> SHORT PROBLEM: Comb the records below for the string "утро" and copy each line where it turns up.

> DATA SUPPLIED:
━━━━

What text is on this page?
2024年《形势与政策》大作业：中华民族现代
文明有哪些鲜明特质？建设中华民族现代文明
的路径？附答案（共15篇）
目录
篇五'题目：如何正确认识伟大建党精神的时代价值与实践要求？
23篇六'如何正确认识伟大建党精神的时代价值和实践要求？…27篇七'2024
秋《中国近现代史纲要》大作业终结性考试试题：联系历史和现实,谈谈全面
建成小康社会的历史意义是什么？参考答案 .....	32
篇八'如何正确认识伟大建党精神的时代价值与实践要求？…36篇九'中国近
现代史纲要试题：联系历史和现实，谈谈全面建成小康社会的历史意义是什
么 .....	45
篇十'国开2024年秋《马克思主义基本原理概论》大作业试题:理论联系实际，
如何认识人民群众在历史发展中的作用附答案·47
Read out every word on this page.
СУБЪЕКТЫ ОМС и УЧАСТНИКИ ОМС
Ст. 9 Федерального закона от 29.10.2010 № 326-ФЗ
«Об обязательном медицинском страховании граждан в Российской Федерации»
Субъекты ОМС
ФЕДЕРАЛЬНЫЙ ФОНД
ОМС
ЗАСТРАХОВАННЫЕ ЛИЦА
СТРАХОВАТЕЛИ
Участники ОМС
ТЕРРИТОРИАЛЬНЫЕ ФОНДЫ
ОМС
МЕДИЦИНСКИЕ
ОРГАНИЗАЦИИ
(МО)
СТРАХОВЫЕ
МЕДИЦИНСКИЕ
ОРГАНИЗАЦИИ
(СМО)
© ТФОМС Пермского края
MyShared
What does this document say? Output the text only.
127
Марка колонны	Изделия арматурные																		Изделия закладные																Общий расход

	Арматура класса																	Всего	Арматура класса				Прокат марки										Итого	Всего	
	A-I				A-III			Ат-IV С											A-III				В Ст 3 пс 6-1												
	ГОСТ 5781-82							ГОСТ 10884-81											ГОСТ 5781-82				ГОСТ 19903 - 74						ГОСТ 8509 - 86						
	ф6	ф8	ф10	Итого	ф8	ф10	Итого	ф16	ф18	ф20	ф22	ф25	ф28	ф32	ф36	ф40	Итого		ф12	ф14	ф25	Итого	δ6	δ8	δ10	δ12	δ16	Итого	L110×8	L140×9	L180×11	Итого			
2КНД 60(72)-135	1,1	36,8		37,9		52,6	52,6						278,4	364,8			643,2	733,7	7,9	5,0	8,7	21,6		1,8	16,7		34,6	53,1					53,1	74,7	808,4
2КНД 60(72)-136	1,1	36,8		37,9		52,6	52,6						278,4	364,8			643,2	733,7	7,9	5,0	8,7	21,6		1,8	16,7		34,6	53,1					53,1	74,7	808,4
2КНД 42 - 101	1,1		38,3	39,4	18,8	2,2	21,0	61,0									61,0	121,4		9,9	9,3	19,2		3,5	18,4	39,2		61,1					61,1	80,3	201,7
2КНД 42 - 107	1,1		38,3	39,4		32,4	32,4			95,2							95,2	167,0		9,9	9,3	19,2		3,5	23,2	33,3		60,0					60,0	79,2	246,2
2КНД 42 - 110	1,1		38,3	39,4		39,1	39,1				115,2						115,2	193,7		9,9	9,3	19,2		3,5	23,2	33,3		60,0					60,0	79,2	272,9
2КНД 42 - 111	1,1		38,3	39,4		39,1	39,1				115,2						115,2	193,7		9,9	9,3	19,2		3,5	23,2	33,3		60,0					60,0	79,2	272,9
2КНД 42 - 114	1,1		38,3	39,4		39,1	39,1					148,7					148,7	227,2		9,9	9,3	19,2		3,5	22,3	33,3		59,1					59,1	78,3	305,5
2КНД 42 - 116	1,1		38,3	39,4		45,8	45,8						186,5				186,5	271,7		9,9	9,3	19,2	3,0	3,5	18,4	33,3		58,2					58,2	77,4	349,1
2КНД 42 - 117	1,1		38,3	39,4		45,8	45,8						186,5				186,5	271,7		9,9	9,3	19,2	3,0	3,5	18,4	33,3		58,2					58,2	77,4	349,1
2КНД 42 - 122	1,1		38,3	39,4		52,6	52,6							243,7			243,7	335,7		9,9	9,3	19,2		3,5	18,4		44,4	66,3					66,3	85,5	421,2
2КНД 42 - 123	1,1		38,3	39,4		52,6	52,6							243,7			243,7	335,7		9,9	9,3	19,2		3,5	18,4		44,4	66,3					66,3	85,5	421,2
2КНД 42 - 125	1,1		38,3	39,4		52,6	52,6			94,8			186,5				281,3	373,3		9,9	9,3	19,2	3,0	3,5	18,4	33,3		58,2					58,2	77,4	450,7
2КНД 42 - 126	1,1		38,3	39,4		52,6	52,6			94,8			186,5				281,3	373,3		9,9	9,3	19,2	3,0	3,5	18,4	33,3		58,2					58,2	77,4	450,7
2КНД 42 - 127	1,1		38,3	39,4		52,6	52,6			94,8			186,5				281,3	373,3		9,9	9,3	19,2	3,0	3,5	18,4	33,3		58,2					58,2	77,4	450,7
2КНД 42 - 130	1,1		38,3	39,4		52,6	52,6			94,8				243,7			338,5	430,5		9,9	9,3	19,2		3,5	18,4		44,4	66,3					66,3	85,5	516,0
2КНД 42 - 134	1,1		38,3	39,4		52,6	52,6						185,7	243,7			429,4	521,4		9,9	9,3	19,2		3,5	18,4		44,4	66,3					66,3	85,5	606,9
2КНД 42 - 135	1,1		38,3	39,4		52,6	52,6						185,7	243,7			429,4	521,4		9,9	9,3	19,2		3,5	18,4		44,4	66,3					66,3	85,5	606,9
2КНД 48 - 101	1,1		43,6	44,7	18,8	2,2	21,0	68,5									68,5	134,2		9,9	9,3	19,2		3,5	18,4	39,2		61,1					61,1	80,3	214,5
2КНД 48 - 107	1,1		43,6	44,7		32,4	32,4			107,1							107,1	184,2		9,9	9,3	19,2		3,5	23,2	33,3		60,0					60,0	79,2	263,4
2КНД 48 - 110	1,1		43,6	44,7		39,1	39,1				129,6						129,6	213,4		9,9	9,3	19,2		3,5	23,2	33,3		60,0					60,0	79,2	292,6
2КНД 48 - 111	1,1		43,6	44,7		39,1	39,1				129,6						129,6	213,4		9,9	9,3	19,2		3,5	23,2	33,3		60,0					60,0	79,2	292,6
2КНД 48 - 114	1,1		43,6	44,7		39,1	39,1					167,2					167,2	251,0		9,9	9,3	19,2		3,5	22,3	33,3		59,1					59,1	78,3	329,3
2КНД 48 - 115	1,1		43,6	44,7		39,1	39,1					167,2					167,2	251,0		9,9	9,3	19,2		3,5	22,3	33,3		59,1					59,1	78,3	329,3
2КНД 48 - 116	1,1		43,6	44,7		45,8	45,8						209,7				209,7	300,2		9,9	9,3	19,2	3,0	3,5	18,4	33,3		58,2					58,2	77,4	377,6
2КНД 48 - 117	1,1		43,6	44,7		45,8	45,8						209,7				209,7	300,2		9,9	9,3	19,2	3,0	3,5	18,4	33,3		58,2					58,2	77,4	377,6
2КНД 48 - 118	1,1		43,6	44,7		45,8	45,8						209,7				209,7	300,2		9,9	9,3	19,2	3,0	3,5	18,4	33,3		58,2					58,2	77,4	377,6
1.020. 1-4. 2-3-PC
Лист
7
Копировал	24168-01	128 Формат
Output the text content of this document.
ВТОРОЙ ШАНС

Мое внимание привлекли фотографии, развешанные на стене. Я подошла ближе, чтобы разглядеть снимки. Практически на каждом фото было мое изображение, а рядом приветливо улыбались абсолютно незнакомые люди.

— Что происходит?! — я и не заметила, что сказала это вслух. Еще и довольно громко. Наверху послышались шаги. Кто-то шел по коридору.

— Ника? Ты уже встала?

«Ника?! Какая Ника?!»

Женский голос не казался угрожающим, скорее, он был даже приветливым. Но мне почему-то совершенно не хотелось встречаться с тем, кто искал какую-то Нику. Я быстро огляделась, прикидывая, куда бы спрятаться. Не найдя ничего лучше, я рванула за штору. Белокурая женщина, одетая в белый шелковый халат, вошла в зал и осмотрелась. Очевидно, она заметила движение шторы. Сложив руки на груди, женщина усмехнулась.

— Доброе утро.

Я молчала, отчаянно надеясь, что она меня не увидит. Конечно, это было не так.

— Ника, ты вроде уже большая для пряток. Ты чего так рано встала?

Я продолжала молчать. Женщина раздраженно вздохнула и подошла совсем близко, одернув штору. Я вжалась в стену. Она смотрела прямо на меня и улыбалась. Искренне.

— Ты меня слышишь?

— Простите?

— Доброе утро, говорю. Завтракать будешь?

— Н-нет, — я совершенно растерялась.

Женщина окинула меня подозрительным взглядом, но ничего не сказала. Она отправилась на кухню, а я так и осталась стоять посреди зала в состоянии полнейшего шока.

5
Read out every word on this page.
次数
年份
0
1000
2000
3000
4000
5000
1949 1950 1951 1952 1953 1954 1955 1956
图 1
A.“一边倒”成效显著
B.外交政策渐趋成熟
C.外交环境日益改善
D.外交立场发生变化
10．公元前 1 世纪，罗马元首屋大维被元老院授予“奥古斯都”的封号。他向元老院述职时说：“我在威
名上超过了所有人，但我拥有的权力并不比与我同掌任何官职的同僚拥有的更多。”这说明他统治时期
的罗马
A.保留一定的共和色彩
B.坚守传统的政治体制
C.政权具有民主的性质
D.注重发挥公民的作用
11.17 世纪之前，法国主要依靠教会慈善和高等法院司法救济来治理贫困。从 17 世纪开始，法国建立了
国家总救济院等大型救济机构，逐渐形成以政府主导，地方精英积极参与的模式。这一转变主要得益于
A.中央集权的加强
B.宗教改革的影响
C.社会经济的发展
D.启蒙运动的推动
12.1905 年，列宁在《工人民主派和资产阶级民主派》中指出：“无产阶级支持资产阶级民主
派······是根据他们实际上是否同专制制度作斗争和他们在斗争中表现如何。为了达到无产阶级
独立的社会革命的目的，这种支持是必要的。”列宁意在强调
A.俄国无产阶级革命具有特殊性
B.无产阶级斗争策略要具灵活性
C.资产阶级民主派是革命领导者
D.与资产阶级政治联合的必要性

━━━━

> WRITTEN RESPONSE:
— Доброе утро.
— Доброе утро, говорю. Завтракать будешь?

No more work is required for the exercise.